#### EXERCISE INPUT
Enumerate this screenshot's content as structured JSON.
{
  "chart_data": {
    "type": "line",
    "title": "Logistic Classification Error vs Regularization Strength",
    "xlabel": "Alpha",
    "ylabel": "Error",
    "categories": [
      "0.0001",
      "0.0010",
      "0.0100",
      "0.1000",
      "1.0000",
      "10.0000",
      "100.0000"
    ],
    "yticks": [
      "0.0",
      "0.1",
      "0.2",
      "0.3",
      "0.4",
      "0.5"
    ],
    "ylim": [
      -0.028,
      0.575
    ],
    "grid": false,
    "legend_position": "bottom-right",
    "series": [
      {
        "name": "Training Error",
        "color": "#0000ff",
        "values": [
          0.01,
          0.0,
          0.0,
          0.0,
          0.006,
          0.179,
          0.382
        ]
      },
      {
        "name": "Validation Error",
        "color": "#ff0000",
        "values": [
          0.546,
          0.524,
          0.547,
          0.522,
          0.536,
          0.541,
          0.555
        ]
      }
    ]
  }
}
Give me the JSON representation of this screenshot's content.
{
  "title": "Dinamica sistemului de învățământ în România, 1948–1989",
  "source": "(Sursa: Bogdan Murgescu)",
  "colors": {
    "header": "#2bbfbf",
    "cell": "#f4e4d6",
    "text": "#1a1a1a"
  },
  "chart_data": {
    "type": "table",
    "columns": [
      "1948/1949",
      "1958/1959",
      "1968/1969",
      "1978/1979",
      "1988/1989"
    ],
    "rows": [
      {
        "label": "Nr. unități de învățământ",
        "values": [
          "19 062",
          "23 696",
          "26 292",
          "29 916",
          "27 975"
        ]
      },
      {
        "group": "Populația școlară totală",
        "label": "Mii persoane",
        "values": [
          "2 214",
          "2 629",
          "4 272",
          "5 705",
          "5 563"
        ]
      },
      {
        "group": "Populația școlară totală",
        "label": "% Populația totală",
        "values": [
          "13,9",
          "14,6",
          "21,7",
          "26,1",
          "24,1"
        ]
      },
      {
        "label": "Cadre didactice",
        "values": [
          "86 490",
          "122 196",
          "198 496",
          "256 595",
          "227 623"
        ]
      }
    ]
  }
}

#### YOUR TASK
Output the lines above verbatim and in full.

#### TASK OUTPUT
Enumerate this screenshot's content as structured JSON.
{
  "chart_data": {
    "type": "line",
    "title": "Logistic Classification Error vs Regularization Strength",
    "xlabel": "Alpha",
    "ylabel": "Error",
    "categories": [
      "0.0001",
      "0.0010",
      "0.0100",
      "0.1000",
      "1.0000",
      "10.0000",
      "100.0000"
    ],
    "yticks": [
      "0.0",
      "0.1",
      "0.2",
      "0.3",
      "0.4",
      "0.5"
    ],
    "ylim": [
      -0.028,
      0.575
    ],
    "grid": false,
    "legend_position": "bottom-right",
    "series": [
      {
        "name": "Training Error",
        "color": "#0000ff",
        "values": [
          0.01,
          0.0,
          0.0,
          0.0,
          0.006,
          0.179,
          0.382
        ]
      },
      {
        "name": "Validation Error",
        "color": "#ff0000",
        "values": [
          0.546,
          0.524,
          0.547,
          0.522,
          0.536,
          0.541,
          0.555
        ]
      }
    ]
  }
}
Give me the JSON representation of this screenshot's content.
{
  "title": "Dinamica sistemului de învățământ în România, 1948–1989",
  "source": "(Sursa: Bogdan Murgescu)",
  "colors": {
    "header": "#2bbfbf",
    "cell": "#f4e4d6",
    "text": "#1a1a1a"
  },
  "chart_data": {
    "type": "table",
    "columns": [
      "1948/1949",
      "1958/1959",
      "1968/1969",
      "1978/1979",
      "1988/1989"
    ],
    "rows": [
      {
        "label": "Nr. unități de învățământ",
        "values": [
          "19 062",
          "23 696",
          "26 292",
          "29 916",
          "27 975"
        ]
      },
      {
        "group": "Populația școlară totală",
        "label": "Mii persoane",
        "values": [
          "2 214",
          "2 629",
          "4 272",
          "5 705",
          "5 563"
        ]
      },
      {
        "group": "Populația școlară totală",
        "label": "% Populația totală",
        "values": [
          "13,9",
          "14,6",
          "21,7",
          "26,1",
          "24,1"
        ]
      },
      {
        "label": "Cadre didactice",
        "values": [
          "86 490",
          "122 196",
          "198 496",
          "256 595",
          "227 623"
        ]
      }
    ]
  }
}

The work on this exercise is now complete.